* [To be done]
Reproduce all the material exactly, minus any pictures it holds.

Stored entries

----------

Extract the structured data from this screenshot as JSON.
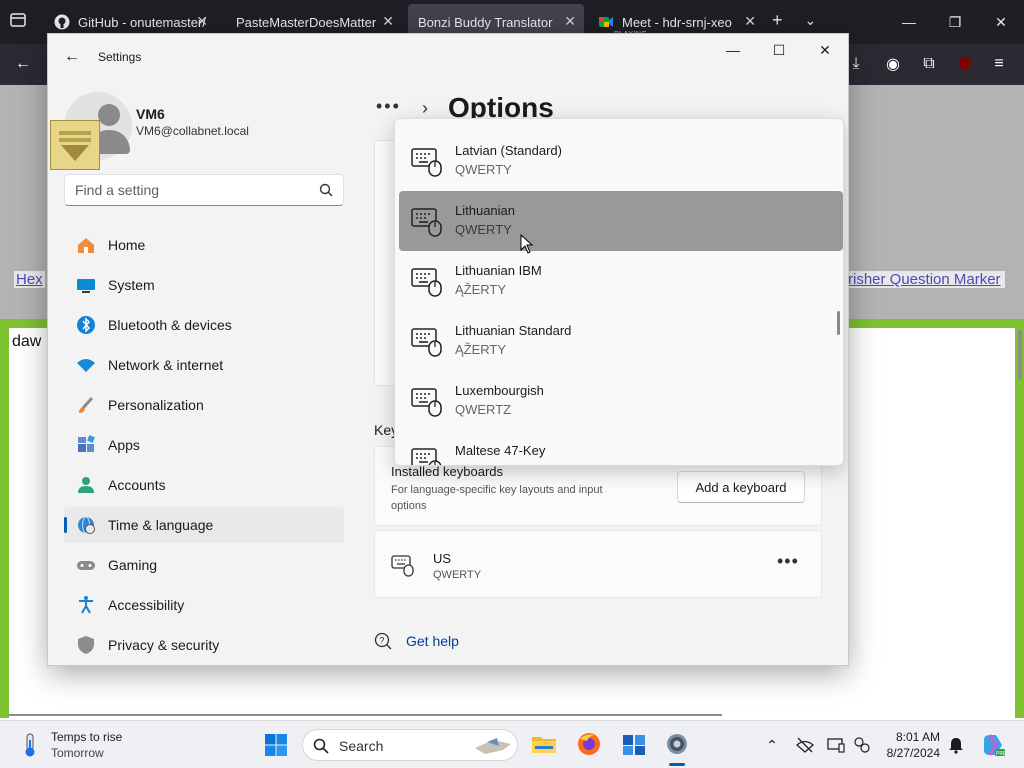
{
  "browser": {
    "tabs": [
      {
        "title": "GitHub - onutemaster/"
      },
      {
        "title": "PasteMasterDoesMatter"
      },
      {
        "title": "Bonzi Buddy Translator"
      },
      {
        "title": "Meet - hdr-srnj-xeo",
        "sub": "PLAYING"
      }
    ],
    "page": {
      "hex_link": "Hex",
      "marker_link": "risher Question Marker",
      "body_text": "daw"
    }
  },
  "settings": {
    "window_title": "Settings",
    "user": {
      "name": "VM6",
      "email": "VM6@collabnet.local"
    },
    "search": {
      "placeholder": "Find a setting"
    },
    "nav": [
      {
        "label": "Home",
        "icon": "home-icon"
      },
      {
        "label": "System",
        "icon": "system-icon"
      },
      {
        "label": "Bluetooth & devices",
        "icon": "bluetooth-icon"
      },
      {
        "label": "Network & internet",
        "icon": "wifi-icon"
      },
      {
        "label": "Personalization",
        "icon": "brush-icon"
      },
      {
        "label": "Apps",
        "icon": "apps-icon"
      },
      {
        "label": "Accounts",
        "icon": "account-icon"
      },
      {
        "label": "Time & language",
        "icon": "globe-clock-icon",
        "selected": true
      },
      {
        "label": "Gaming",
        "icon": "gamepad-icon"
      },
      {
        "label": "Accessibility",
        "icon": "accessibility-icon"
      },
      {
        "label": "Privacy & security",
        "icon": "shield-icon"
      }
    ],
    "breadcrumb": {
      "more": "•••",
      "title": "Options"
    },
    "section_label": "Key",
    "installed": {
      "title": "Installed keyboards",
      "description": "For language-specific key layouts and input options",
      "add_button": "Add a keyboard"
    },
    "keyboard": {
      "name": "US",
      "layout": "QWERTY",
      "more": "•••"
    },
    "help": "Get help",
    "dropdown": [
      {
        "name": "Latvian (Standard)",
        "layout": "QWERTY"
      },
      {
        "name": "Lithuanian",
        "layout": "QWERTY",
        "highlighted": true
      },
      {
        "name": "Lithuanian IBM",
        "layout": "ĄŽERTY"
      },
      {
        "name": "Lithuanian Standard",
        "layout": "ĄŽERTY"
      },
      {
        "name": "Luxembourgish",
        "layout": "QWERTZ"
      },
      {
        "name": "Maltese 47-Key",
        "layout": ""
      }
    ]
  },
  "taskbar": {
    "weather": {
      "title": "Temps to rise",
      "subtitle": "Tomorrow"
    },
    "search_label": "Search",
    "clock": {
      "time": "8:01 AM",
      "date": "8/27/2024"
    }
  },
  "colors": {
    "accent": "#005fb8",
    "dropdown_highlight": "#999999",
    "page_frame": "#7ec232",
    "browser_chrome": "#1f1e25"
  }
}
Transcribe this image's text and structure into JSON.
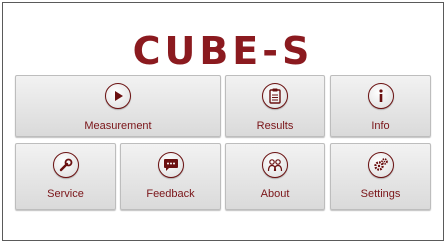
{
  "app": {
    "logo_text": "CUBE-S",
    "brand_color": "#8b1a1f"
  },
  "menu": {
    "measurement": {
      "label": "Measurement",
      "icon": "play-icon"
    },
    "results": {
      "label": "Results",
      "icon": "clipboard-icon"
    },
    "info": {
      "label": "Info",
      "icon": "info-icon"
    },
    "service": {
      "label": "Service",
      "icon": "wrench-icon"
    },
    "feedback": {
      "label": "Feedback",
      "icon": "chat-bubble-icon"
    },
    "about": {
      "label": "About",
      "icon": "people-icon"
    },
    "settings": {
      "label": "Settings",
      "icon": "gears-icon"
    }
  }
}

----------

* [Reply to the exercise]
Extract the structured data from this screenshot as JSON.
{
  "browser": {
    "tabs": [
      {
        "title": "GitHub - onutemaster/"
      },
      {
        "title": "PasteMasterDoesMatter"
      },
      {
        "title": "Bonzi Buddy Translator"
      },
      {
        "title": "Meet - hdr-srnj-xeo",
        "sub": "PLAYING"
      }
    ],
    "page": {
      "hex_link": "Hex",
      "marker_link": "risher Question Marker",
      "body_text": "daw"
    }
  },
  "settings": {
    "window_title": "Settings",
    "user": {
      "name": "VM6",
      "email": "VM6@collabnet.local"
    },
    "search": {
      "placeholder": "Find a setting"
    },
    "nav": [
      {
        "label": "Home",
        "icon": "home-icon"
      },
      {
        "label": "System",
        "icon": "system-icon"
      },
      {
        "label": "Bluetooth & devices",
        "icon": "bluetooth-icon"
      },
      {
        "label": "Network & internet",
        "icon": "wifi-icon"
      },
      {
        "label": "Personalization",
        "icon": "brush-icon"
      },
      {
        "label": "Apps",
        "icon": "apps-icon"
      },
      {
        "label": "Accounts",
        "icon": "account-icon"
      },
      {
        "label": "Time & language",
        "icon": "globe-clock-icon",
        "selected": true
      },
      {
        "label": "Gaming",
        "icon": "gamepad-icon"
      },
      {
        "label": "Accessibility",
        "icon": "accessibility-icon"
      },
      {
        "label": "Privacy & security",
        "icon": "shield-icon"
      }
    ],
    "breadcrumb": {
      "more": "•••",
      "title": "Options"
    },
    "section_label": "Key",
    "installed": {
      "title": "Installed keyboards",
      "description": "For language-specific key layouts and input options",
      "add_button": "Add a keyboard"
    },
    "keyboard": {
      "name": "US",
      "layout": "QWERTY",
      "more": "•••"
    },
    "help": "Get help",
    "dropdown": [
      {
        "name": "Latvian (Standard)",
        "layout": "QWERTY"
      },
      {
        "name": "Lithuanian",
        "layout": "QWERTY",
        "highlighted": true
      },
      {
        "name": "Lithuanian IBM",
        "layout": "ĄŽERTY"
      },
      {
        "name": "Lithuanian Standard",
        "layout": "ĄŽERTY"
      },
      {
        "name": "Luxembourgish",
        "layout": "QWERTZ"
      },
      {
        "name": "Maltese 47-Key",
        "layout": ""
      }
    ]
  },
  "taskbar": {
    "weather": {
      "title": "Temps to rise",
      "subtitle": "Tomorrow"
    },
    "search_label": "Search",
    "clock": {
      "time": "8:01 AM",
      "date": "8/27/2024"
    }
  },
  "colors": {
    "accent": "#005fb8",
    "dropdown_highlight": "#999999",
    "page_frame": "#7ec232",
    "browser_chrome": "#1f1e25"
  }
}
Transcribe this image's text and structure into JSON.
{
  "app": {
    "logo_text": "CUBE-S",
    "brand_color": "#8b1a1f"
  },
  "menu": {
    "measurement": {
      "label": "Measurement",
      "icon": "play-icon"
    },
    "results": {
      "label": "Results",
      "icon": "clipboard-icon"
    },
    "info": {
      "label": "Info",
      "icon": "info-icon"
    },
    "service": {
      "label": "Service",
      "icon": "wrench-icon"
    },
    "feedback": {
      "label": "Feedback",
      "icon": "chat-bubble-icon"
    },
    "about": {
      "label": "About",
      "icon": "people-icon"
    },
    "settings": {
      "label": "Settings",
      "icon": "gears-icon"
    }
  }
}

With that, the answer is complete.